■ Work to be completed
Give the number of lines holding the string "name", and nothing else.

■ Material for the task
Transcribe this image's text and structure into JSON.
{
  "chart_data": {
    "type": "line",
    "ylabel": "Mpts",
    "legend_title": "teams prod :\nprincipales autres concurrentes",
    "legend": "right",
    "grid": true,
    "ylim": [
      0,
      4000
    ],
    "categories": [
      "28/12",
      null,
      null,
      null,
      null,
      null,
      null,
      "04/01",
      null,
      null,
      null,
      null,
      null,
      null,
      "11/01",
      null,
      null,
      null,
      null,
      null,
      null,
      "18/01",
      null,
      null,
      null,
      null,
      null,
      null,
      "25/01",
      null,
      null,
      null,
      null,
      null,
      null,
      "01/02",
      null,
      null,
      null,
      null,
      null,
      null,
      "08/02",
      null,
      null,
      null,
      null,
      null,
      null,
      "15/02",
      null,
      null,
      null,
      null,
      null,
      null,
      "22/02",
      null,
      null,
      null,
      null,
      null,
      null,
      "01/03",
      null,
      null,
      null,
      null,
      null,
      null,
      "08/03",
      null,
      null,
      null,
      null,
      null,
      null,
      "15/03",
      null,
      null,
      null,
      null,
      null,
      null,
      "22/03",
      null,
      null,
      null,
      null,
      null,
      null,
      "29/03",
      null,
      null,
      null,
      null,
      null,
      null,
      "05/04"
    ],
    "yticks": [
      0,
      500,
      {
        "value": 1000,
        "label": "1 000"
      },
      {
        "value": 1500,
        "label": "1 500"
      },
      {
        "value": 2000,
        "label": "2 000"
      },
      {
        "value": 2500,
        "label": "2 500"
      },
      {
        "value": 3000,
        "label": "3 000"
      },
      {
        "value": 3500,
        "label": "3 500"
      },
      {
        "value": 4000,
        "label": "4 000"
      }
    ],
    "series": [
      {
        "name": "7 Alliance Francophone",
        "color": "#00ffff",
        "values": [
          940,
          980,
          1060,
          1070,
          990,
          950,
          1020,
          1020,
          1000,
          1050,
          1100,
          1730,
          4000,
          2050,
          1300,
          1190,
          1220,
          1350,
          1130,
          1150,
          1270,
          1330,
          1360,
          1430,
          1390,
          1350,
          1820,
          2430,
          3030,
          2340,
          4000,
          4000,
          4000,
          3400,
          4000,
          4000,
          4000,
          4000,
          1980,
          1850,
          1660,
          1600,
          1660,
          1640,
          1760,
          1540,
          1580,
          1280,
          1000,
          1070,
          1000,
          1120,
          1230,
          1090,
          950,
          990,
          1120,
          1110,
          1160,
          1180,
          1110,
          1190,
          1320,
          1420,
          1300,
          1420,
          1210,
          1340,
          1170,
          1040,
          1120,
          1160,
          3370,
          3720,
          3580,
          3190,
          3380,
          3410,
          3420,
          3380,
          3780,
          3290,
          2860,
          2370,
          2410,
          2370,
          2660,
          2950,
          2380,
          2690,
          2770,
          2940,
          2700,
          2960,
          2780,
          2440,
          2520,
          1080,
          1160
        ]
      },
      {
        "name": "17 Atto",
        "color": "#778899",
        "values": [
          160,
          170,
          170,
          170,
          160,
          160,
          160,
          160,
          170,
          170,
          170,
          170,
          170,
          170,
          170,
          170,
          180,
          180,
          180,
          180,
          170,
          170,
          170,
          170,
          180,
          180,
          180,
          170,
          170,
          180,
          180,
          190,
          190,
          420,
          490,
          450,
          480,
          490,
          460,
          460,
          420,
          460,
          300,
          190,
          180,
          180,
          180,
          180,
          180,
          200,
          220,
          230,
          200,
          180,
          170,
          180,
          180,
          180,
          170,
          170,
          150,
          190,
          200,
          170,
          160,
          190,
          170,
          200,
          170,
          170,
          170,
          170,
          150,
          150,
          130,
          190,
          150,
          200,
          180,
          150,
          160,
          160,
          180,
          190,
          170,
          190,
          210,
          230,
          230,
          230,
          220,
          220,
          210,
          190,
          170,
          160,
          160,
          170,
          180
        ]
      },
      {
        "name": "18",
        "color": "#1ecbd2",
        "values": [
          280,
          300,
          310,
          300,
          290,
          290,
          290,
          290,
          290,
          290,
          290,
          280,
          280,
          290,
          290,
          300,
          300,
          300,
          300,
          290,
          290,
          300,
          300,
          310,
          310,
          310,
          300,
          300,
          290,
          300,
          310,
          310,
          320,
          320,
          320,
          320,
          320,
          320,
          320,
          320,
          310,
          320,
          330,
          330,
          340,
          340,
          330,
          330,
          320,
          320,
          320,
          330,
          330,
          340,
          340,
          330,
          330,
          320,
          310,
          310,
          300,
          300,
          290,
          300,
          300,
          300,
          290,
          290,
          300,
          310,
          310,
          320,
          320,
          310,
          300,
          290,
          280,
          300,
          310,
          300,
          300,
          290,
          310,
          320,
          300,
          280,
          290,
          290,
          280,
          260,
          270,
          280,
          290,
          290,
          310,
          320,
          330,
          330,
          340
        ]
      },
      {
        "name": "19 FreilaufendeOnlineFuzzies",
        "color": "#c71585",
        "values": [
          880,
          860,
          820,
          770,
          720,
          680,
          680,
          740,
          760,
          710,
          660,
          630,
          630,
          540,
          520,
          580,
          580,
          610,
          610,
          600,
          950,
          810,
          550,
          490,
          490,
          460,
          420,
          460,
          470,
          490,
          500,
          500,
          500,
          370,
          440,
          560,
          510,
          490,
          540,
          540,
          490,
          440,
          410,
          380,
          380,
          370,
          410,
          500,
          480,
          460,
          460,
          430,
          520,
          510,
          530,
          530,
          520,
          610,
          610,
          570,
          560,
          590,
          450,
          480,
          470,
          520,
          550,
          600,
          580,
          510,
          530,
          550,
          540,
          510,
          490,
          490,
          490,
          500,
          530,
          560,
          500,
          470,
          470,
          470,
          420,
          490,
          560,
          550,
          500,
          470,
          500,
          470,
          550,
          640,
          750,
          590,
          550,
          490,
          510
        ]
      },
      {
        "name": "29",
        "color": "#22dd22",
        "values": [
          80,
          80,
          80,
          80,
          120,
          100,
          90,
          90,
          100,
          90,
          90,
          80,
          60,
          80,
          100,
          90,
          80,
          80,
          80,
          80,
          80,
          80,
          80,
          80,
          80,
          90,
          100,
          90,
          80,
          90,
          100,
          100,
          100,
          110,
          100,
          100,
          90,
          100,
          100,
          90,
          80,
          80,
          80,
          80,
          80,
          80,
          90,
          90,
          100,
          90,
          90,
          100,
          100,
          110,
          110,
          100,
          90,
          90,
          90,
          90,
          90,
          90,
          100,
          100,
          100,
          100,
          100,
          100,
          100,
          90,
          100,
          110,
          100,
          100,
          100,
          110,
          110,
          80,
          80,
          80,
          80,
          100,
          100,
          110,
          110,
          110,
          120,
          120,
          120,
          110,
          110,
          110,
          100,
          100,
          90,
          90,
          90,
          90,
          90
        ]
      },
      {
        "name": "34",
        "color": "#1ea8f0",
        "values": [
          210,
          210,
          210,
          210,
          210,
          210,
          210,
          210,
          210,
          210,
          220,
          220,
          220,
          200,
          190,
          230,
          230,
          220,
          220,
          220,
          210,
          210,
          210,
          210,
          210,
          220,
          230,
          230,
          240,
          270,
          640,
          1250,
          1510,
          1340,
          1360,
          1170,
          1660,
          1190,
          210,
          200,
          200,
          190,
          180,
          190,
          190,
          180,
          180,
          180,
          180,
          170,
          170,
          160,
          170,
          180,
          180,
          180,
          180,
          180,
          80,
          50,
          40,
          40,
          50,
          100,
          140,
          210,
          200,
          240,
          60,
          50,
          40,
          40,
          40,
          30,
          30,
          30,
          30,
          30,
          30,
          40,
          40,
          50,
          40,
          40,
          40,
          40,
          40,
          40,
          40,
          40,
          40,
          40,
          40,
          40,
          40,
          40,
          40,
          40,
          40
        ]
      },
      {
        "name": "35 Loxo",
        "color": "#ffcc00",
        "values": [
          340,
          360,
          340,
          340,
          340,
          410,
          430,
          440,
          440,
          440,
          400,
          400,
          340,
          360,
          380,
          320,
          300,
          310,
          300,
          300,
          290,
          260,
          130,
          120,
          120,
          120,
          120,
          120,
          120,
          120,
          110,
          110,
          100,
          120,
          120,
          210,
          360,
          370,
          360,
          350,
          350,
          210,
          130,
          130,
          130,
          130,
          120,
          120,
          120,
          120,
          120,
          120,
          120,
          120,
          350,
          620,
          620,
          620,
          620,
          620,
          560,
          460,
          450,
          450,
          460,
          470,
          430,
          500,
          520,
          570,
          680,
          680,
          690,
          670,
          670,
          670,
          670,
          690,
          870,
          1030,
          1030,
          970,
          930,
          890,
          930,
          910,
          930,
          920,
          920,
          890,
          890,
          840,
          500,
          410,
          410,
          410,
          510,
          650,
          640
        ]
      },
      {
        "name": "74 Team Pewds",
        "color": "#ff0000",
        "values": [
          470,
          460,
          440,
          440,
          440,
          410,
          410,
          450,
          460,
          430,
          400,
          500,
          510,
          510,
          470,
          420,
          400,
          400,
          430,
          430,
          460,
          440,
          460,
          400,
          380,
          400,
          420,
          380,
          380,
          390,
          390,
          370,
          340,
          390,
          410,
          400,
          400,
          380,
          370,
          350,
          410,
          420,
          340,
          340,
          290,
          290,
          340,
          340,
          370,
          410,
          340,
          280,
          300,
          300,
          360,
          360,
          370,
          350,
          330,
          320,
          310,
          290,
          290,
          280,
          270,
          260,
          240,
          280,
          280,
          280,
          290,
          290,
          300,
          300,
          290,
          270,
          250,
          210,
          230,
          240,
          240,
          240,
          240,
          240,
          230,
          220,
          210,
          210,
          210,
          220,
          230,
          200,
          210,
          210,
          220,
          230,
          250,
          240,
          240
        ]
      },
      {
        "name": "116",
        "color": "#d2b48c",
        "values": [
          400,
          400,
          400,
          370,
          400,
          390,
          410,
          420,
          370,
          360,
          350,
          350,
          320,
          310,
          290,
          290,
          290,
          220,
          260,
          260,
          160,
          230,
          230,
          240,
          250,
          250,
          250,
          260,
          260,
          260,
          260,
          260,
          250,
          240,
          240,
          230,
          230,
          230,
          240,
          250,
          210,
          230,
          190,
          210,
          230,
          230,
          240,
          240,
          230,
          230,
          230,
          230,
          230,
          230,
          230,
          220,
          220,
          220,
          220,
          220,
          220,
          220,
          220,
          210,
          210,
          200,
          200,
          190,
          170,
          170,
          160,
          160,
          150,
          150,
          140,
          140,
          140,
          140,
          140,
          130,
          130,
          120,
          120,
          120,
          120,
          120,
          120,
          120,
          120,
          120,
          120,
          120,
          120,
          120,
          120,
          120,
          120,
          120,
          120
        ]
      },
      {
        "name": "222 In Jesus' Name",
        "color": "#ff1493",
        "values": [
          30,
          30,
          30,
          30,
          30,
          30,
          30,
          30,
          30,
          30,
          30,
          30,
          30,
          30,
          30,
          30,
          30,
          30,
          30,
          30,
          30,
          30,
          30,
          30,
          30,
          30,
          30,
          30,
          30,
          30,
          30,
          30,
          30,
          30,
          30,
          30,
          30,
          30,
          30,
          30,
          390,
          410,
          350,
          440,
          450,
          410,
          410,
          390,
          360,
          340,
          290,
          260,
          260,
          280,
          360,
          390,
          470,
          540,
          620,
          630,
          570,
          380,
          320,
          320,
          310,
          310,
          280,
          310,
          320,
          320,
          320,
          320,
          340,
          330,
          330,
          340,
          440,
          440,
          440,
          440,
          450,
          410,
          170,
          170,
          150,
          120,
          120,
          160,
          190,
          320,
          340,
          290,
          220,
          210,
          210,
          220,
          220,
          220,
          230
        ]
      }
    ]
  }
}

■ Correct output
10